A set in a lattice is $\mathbb{R}$-linearly independent iff it is $\mathbb{Z}$-linearly independent

Question

In the course of PETE L. CLARK about geometry of numbers page 5, in Exercice 1.5; http://alpha.math.uga.edu/~pete/geometryofnumbers.pdf that says let $L \subset \mathbb{R}^n$ be a lattice and let $S\subset L$. Show that $S$ is $\mathbb{R}$-linearly independent $\iff$ it is $\mathbb{Z}$-linearly independent. It is clear the direct direction $\implies$. For the inverse direction $\Longleftarrow$: Suppose $S$ is $\mathbb{Z}$-linearly independent; and let $\sum_{finite}\lambda_i v_i=0$ with $(\lambda_i,v_i)\in \mathbb{R}\times S$, so how to prove that $\lambda_i=0$ $\forall i$?.

## Listing
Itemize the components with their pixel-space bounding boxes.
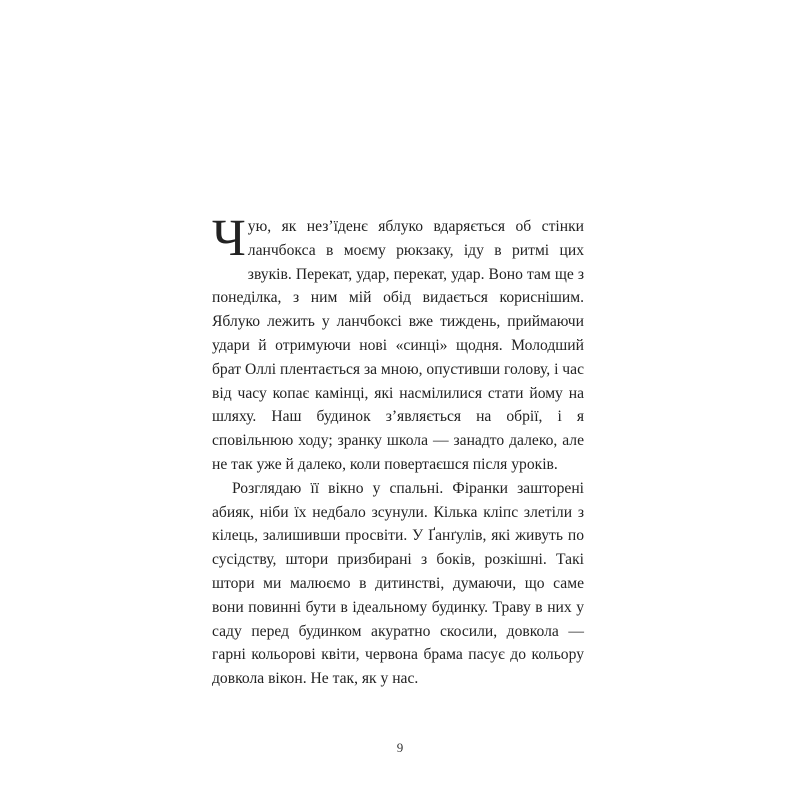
page-number: 9 <box>396 740 404 755</box>
paragraph-2: Розглядаю її вікно у спальні. Фіранки зашторені абияк, ніби їх недбало зсунули. Кілька кліпс злетіли з кілець, залишивши просвіти. У Ґанґулів, які живуть по сусідству, штори призбирані з боків, розкішні. Такі штори ми малюємо в дитинстві, думаючи, що саме вони повинні бути в ідеальному будинку. Траву в них у саду перед будинком акуратно скосили, довкола — гарні кольорові квіти, червона брама пасує до кольору довкола вікон. Не так, як у нас. <box>212 479 584 688</box>
drop-cap: Ч <box>212 210 246 267</box>
chapter-text <box>212 210 584 691</box>
paragraph-1 <box>212 210 584 477</box>
paragraph-1-text: ую, як нез’їденє яблуко вдаряється об стінки ланчбокса в моєму рюкзаку, іду в ритмі цих звуків. Перекат, удар, перекат, удар. Воно там ще з понеділка, з ним мій обід видається кориснішим. Яблуко лежить у ланчбоксі вже тиждень, приймаючи удари й отримуючи нові «синці» щодня. Молодший брат Оллі плентається за мною, опустивши голову, і час від часу копає камінці, які насмілилися стати йому на шляху. Наш будинок з’являється на обрії, і я сповільнюю ходу; зранку школа — занадто далеко, але не так уже й далеко, коли повертаєшся після уроків. <box>212 218 584 473</box>
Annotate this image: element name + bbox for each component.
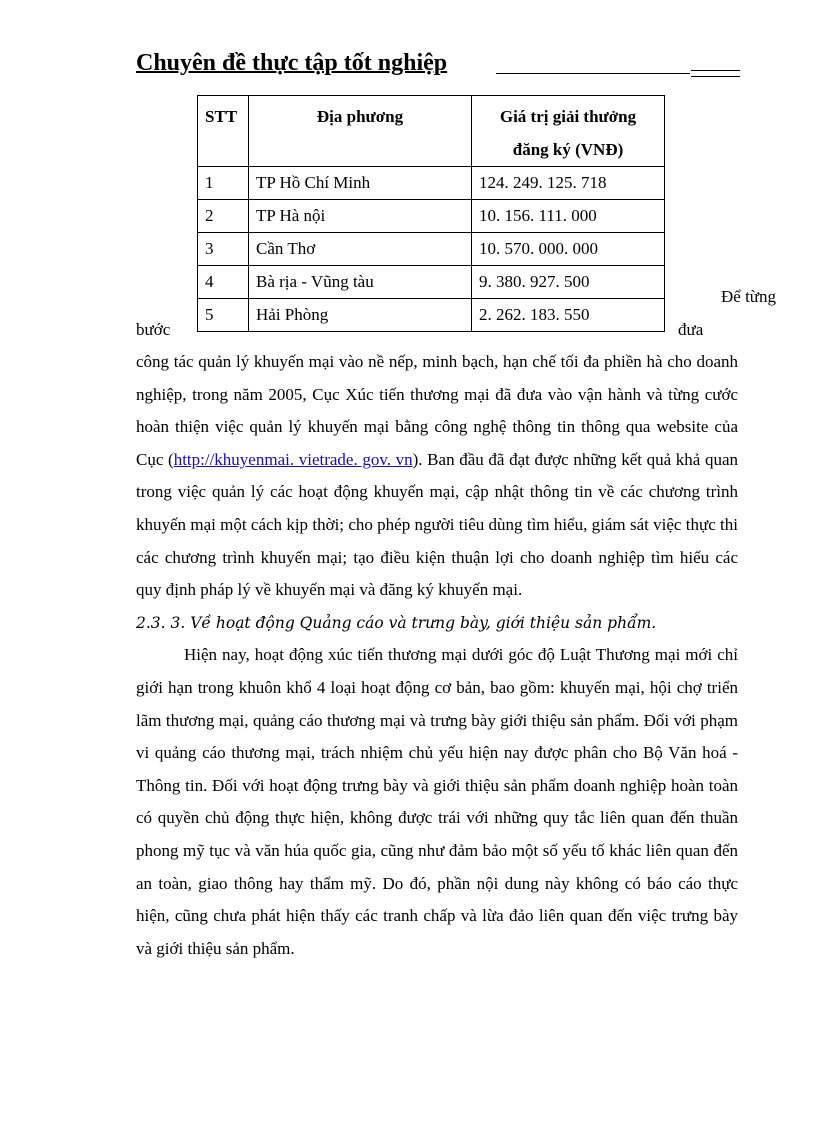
cell-award-value: 10. 570. 000. 000 <box>472 233 665 266</box>
cell-locality: Hải Phòng <box>249 299 472 332</box>
wrap-text-left: bước <box>136 320 171 339</box>
cell-stt: 1 <box>198 167 249 200</box>
cell-award-value: 10. 156. 111. 000 <box>472 200 665 233</box>
cell-stt: 5 <box>198 299 249 332</box>
column-header-award-value-line1: Giá trị giải thưởng <box>499 107 637 126</box>
paragraph-promotion-management <box>136 346 738 607</box>
cell-stt: 2 <box>198 200 249 233</box>
paragraph-advertising: Hiện nay, hoạt động xúc tiến thương mại dưới góc độ Luật Thương mại mới chỉ giới hạn trong khuôn khổ 4 loại hoạt động cơ bản, bao gồm: khuyến mại, hội chợ triển lãm thương mại, quảng cáo thương mại và trưng bày giới thiệu sản phẩm. Đối với phạm vi quảng cáo thương mại, trách nhiệm chủ yếu hiện nay được phân cho Bộ Văn hoá - Thông tin. Đối với hoạt động trưng bày và giới thiệu sản phẩm doanh nghiệp hoàn toàn có quyền chủ động thực hiện, không được trái với những quy tắc liên quan đến thuần phong mỹ tục và văn húa quốc gia, cũng như đảm bảo một số yếu tố khác liên quan đến an toàn, giao thông hay thẩm mỹ. Do đó, phần nội dung này không có báo cáo thực hiện, cũng chưa phát hiện thấy các tranh chấp và lừa đảo liên quan đến việc trưng bày và giới thiệu sản phẩm. <box>136 645 738 958</box>
header-rule <box>691 70 740 71</box>
cell-locality: Bà rịa - Vũng tàu <box>249 266 472 299</box>
cell-award-value: 124. 249. 125. 718 <box>472 167 665 200</box>
page-header <box>136 50 740 80</box>
table-row <box>198 200 665 233</box>
table-header-row <box>198 96 665 167</box>
wrap-text-right: Để từng <box>721 287 777 306</box>
column-header-award-value-line2: đăng ký (VNĐ) <box>512 140 624 159</box>
cell-award-value: 9. 380. 927. 500 <box>472 266 665 299</box>
document-body <box>136 346 738 965</box>
cell-stt: 3 <box>198 233 249 266</box>
column-header-stt: STT <box>198 96 249 167</box>
table-row <box>198 266 665 299</box>
column-header-award-value <box>472 96 665 167</box>
cell-locality: TP Hà nội <box>249 200 472 233</box>
paragraph-text: ). Ban đầu đã đạt được những kết quả khả quan trong việc quản lý các hoạt động khuyến mại, cập nhật thông tin về các chương trình khuyến mại một cách kịp thời; cho phép người tiêu dùng tìm hiểu, giám sát việc thực thi các chương trình khuyến mại; tạo điều kiện thuận lợi cho doanh nghiệp tìm hiểu các quy định pháp lý về khuyến mại và đăng ký khuyến mại. <box>136 449 739 600</box>
header-rule <box>496 73 690 74</box>
cell-award-value: 2. 262. 183. 550 <box>472 299 665 332</box>
cell-locality: TP Hồ Chí Minh <box>249 167 472 200</box>
award-value-table <box>197 95 665 332</box>
table-row <box>198 167 665 200</box>
paragraph-text: công tác quản lý khuyến mại vào nề nếp, minh bạch, hạn chế tối đa phiền hà cho doanh nghiệp, trong năm 2005, Cục Xúc tiến thương mại đã đưa vào vận hành và từng cước hoàn thiện việc quản lý khuyến mại bằng công nghệ thông tin thông qua website của Cục ( <box>136 352 738 469</box>
header-rule <box>691 76 740 77</box>
section-heading: 2.3. 3. Về hoạt động Quảng cáo và trưng bày, giới thiệu sản phẩm. <box>136 613 657 632</box>
cell-stt: 4 <box>198 266 249 299</box>
cell-locality: Cần Thơ <box>249 233 472 266</box>
page-title: Chuyên đề thực tập tốt nghiệp <box>136 50 448 76</box>
wrap-text-right: đưa <box>678 320 704 339</box>
table-row <box>198 233 665 266</box>
table-row <box>198 299 665 332</box>
column-header-locality: Địa phương <box>249 96 472 167</box>
website-link[interactable]: http://khuyenmai. vietrade. gov. vn <box>173 449 413 469</box>
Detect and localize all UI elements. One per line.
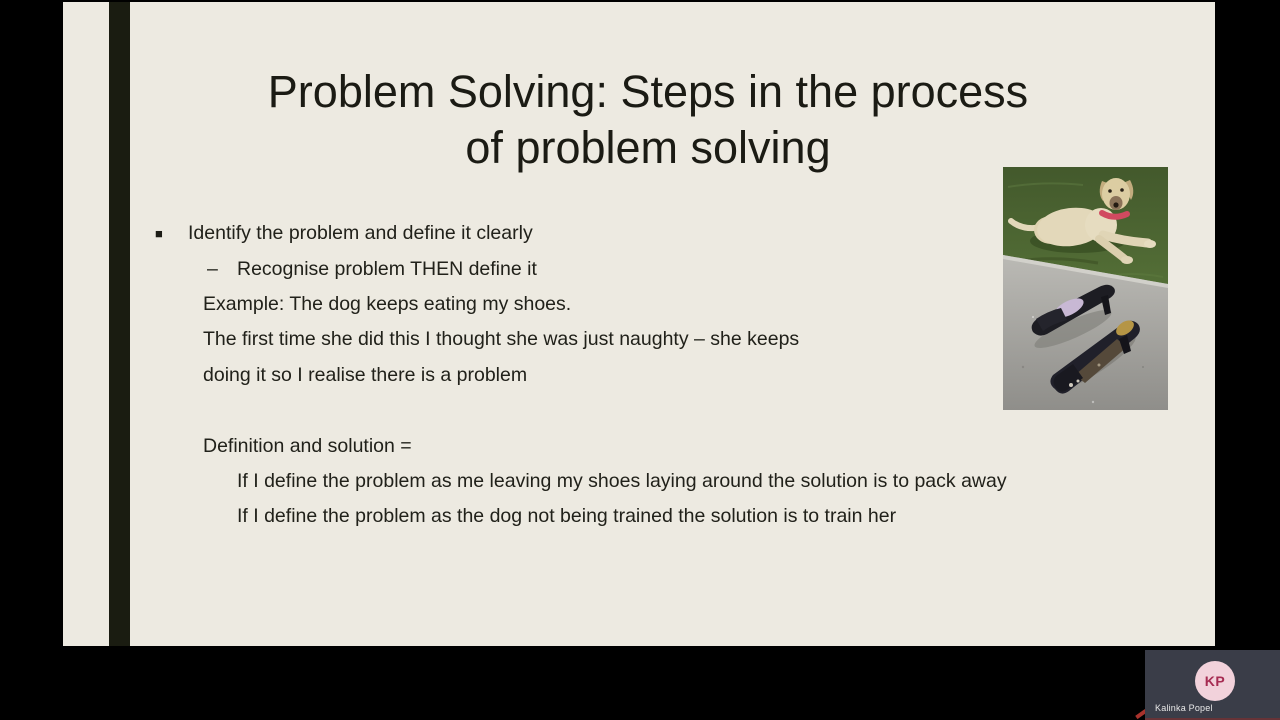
body-line-text: The first time she did this I thought she was just naughty – she keeps xyxy=(203,328,800,351)
bullet-line-text: Identify the problem and define it clearly xyxy=(188,222,533,245)
body-line-text: Example: The dog keeps eating my shoes. xyxy=(203,292,572,315)
body-line xyxy=(237,464,1155,499)
body-line-text: Definition and solution = xyxy=(203,434,412,457)
dog-and-chewed-shoes-photo xyxy=(1003,167,1168,410)
body-line-text: If I define the problem as the dog not being trained the solution is to train her xyxy=(237,505,897,528)
participant-tile[interactable] xyxy=(1145,650,1280,720)
avatar xyxy=(1195,661,1235,701)
sub-bullet-line-text: Recognise problem THEN define it xyxy=(237,257,537,280)
slide-title-line-1: Problem Solving: Steps in the process xyxy=(267,66,1029,117)
body-line xyxy=(237,499,1155,534)
participant-name: Kalinka Popel xyxy=(1155,703,1213,713)
slide-title-line-2: of problem solving xyxy=(465,122,831,173)
body-line-text: If I define the problem as me leaving my shoes laying around the solution is to pack away xyxy=(237,469,1007,492)
body-line-text: doing it so I realise there is a problem xyxy=(203,363,528,386)
square-bullet-icon: ■ xyxy=(155,226,163,242)
body-line xyxy=(203,428,1155,463)
slide-title xyxy=(108,64,1188,176)
dash-bullet-icon: – xyxy=(207,257,218,280)
presentation-slide xyxy=(63,2,1215,646)
avatar-initials: KP xyxy=(1204,673,1226,689)
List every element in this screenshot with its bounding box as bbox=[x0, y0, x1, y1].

## Requests
1. In the lattice independence question, on which page of the geometry of numbers course does the exercise appear?
2. Continue the lattice independence question from the end of its last sentence.
The records come from a different source than the text.

## Outputs in order
1. Page 5

2.
Answer 1

Since $L$ is a lattice, it is the $\mathbb{Z}$-span of some $u_1, \dots, u_n$ that are $\mathbb{R}$-linearly independent. Now $v_i = \sum a_{ij} u_j$ for some choice of $a_{ij} \in \mathbb{Z}$. So $\sum \lambda_i a_{ij} u_j = 0$ which means that $\sum \lambda_i a_{ij} = 0$ for each $j$. But the rank and therefore nullity matrix $(a_{ji})$ is the same over $\mathbb{Q}$ as over $\mathbb{R}$, and if there is a solution over $\mathbb{Q}$ then clearing denominator gives a solution over $\mathbb{Z}$. So if there is some non-zero $(\lambda_i)$ over $\mathbb{R}$ then there is some non-zero $(\lambda_i)$ over $\mathbb{Z}$.